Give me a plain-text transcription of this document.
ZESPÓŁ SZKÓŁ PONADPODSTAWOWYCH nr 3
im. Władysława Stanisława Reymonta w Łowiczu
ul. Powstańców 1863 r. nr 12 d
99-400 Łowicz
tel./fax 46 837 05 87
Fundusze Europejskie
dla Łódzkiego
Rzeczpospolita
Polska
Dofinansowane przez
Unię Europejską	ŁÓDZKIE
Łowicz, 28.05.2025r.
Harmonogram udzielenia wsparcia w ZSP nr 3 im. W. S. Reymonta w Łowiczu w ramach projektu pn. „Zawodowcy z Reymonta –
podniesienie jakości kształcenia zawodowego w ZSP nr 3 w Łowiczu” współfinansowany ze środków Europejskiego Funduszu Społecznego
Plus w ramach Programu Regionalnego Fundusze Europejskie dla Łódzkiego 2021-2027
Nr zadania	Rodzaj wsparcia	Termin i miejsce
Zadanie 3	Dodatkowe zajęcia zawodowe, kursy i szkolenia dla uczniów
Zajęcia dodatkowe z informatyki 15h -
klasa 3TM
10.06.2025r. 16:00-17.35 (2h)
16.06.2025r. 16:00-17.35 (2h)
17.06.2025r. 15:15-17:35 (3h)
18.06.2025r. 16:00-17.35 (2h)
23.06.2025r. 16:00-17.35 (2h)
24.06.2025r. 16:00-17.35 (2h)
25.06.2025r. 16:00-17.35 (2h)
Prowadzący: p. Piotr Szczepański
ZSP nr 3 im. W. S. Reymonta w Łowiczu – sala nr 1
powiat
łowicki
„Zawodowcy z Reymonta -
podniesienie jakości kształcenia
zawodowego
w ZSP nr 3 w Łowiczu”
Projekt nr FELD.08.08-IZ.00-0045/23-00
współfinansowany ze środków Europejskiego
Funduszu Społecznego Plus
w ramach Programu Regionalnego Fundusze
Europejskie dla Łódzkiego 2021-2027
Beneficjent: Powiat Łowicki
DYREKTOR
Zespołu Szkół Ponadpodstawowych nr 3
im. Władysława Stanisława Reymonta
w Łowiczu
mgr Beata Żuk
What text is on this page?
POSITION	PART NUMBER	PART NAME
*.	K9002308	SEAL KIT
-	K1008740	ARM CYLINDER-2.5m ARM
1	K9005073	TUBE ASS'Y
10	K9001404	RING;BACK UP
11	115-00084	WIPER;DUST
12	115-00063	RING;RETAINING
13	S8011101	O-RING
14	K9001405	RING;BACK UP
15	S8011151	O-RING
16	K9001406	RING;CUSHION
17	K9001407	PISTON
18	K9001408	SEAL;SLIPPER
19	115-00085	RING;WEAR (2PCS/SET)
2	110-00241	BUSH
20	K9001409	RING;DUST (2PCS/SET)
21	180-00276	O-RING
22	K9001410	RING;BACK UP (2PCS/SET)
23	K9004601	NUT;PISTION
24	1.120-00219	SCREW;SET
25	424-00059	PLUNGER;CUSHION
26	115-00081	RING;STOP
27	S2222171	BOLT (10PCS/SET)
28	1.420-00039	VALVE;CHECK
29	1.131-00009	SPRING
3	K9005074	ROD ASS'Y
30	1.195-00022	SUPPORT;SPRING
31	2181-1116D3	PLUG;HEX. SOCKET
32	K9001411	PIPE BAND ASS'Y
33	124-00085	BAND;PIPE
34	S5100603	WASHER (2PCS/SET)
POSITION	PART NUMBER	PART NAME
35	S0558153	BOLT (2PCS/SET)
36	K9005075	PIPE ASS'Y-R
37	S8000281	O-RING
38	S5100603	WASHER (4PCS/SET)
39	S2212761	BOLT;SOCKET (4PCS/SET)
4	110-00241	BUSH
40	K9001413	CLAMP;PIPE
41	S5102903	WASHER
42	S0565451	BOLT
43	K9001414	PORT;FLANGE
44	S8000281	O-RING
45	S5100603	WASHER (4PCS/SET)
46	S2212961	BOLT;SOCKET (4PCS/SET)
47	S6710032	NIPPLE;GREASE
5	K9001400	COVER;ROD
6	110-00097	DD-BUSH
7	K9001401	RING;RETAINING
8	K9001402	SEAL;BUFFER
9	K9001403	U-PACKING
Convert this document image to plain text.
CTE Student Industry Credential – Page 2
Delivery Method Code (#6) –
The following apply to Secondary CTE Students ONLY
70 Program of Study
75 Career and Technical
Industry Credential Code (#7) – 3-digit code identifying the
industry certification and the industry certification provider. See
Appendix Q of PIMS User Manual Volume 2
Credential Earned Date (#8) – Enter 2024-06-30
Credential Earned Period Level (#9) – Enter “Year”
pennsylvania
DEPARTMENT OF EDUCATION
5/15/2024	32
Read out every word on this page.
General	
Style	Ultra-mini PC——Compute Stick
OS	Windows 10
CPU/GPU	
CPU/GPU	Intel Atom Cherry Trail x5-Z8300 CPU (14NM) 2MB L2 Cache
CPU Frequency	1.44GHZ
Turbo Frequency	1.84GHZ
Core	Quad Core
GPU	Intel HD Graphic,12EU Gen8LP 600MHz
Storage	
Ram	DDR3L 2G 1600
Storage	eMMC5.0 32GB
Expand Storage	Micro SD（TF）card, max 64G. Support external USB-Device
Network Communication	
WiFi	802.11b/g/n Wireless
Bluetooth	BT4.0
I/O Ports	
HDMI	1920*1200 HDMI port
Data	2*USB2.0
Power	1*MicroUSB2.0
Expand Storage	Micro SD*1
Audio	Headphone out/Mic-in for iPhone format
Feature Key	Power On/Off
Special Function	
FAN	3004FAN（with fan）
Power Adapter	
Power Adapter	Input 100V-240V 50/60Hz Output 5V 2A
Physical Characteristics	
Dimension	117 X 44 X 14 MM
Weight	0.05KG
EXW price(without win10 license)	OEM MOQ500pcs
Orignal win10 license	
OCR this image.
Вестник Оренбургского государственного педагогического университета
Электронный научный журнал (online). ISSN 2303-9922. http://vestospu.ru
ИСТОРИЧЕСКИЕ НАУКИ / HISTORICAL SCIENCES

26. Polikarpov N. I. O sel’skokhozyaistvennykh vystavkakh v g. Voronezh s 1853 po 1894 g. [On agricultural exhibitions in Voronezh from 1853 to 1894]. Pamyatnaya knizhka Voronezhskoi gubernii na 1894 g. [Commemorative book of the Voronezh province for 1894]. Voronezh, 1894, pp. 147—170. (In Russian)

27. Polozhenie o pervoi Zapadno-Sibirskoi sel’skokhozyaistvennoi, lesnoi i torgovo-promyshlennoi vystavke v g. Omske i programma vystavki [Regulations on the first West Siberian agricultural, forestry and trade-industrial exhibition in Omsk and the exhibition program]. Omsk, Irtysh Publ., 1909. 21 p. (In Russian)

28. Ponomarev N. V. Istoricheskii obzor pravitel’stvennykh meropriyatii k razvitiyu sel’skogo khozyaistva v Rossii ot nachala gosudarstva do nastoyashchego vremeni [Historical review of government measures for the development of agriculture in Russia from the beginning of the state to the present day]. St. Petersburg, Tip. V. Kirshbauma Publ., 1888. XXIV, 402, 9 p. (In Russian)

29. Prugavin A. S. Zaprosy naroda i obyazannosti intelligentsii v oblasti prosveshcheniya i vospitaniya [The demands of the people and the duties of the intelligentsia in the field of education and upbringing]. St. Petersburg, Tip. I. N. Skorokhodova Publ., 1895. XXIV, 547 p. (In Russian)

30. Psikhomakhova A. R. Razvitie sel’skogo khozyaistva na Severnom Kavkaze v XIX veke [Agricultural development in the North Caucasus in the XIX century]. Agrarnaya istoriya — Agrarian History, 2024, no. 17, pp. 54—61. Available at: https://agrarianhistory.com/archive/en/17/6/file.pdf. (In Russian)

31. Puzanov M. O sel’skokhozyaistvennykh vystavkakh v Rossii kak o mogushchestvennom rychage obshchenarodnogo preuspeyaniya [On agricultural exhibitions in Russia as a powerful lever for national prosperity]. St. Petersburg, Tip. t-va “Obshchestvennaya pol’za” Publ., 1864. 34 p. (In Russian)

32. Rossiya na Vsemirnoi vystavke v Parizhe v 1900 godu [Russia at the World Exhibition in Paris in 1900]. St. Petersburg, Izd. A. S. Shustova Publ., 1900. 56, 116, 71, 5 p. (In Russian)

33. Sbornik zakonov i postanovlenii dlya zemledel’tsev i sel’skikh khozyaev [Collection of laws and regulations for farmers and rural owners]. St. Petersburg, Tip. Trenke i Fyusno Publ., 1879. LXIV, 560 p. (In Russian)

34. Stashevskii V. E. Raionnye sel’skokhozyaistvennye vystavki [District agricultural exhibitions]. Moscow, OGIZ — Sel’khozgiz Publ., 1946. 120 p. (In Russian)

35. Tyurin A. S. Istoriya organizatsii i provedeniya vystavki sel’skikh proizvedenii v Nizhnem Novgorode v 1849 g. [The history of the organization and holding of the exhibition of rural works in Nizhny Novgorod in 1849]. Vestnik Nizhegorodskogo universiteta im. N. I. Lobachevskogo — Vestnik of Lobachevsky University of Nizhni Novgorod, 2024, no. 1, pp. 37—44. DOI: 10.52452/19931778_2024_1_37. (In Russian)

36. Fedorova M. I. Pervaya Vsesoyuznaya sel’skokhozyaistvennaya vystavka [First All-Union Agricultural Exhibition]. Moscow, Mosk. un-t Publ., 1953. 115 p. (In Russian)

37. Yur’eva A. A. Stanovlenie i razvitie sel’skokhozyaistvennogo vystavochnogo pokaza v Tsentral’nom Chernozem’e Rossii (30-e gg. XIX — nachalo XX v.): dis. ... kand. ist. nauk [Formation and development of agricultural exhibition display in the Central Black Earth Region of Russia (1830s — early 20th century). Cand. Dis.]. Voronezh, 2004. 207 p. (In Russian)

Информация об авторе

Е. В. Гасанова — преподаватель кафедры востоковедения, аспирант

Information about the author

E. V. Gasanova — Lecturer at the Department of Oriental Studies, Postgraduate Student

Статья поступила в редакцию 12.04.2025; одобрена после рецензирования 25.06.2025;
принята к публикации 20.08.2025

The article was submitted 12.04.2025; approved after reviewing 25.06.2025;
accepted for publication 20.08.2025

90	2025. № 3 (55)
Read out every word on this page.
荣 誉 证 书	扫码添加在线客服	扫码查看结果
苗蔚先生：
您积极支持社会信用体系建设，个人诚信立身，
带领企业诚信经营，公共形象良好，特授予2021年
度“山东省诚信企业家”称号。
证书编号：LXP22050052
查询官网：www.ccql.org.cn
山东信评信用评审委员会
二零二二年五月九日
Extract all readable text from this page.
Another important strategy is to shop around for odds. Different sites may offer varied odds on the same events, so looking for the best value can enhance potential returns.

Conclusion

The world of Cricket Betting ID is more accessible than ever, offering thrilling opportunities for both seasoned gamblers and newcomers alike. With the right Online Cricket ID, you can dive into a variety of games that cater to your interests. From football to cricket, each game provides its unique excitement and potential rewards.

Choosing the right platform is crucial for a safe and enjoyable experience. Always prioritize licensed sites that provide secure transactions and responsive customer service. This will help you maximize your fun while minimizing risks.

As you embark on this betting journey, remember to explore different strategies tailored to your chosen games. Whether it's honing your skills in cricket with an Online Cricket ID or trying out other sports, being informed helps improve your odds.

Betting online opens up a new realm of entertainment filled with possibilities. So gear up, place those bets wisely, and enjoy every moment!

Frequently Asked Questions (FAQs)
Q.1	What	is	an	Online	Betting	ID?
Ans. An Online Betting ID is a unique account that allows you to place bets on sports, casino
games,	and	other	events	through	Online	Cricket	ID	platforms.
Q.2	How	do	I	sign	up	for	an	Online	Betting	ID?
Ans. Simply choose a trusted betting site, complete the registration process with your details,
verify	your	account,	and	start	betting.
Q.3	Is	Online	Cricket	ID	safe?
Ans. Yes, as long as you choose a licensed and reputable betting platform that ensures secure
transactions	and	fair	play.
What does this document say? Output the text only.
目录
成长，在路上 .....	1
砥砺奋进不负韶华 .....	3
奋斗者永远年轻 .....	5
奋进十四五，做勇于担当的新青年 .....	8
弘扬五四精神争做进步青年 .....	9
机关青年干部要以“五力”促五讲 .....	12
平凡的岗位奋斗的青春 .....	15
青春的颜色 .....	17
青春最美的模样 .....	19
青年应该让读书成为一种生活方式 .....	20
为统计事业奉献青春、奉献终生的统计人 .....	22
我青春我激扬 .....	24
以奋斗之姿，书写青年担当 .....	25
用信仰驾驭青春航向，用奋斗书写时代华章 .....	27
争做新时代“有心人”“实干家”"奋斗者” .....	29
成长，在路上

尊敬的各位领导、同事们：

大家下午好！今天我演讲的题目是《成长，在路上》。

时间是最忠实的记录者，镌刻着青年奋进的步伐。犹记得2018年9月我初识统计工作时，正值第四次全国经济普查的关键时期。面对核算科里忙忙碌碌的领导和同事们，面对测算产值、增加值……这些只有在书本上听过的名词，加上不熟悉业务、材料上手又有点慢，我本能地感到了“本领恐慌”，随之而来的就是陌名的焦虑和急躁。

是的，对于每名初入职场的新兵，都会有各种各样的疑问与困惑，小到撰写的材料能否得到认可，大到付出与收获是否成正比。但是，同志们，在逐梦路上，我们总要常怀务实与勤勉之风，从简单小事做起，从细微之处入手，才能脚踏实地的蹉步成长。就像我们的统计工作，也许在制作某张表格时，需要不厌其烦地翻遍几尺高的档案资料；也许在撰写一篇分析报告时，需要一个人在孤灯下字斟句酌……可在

-- -- --

**Exercise aim:**
Return every line from the records above that holds the word "RETAINING".

**Reply:**
12	115-00063	RING;RETAINING
7	K9001401	RING;RETAINING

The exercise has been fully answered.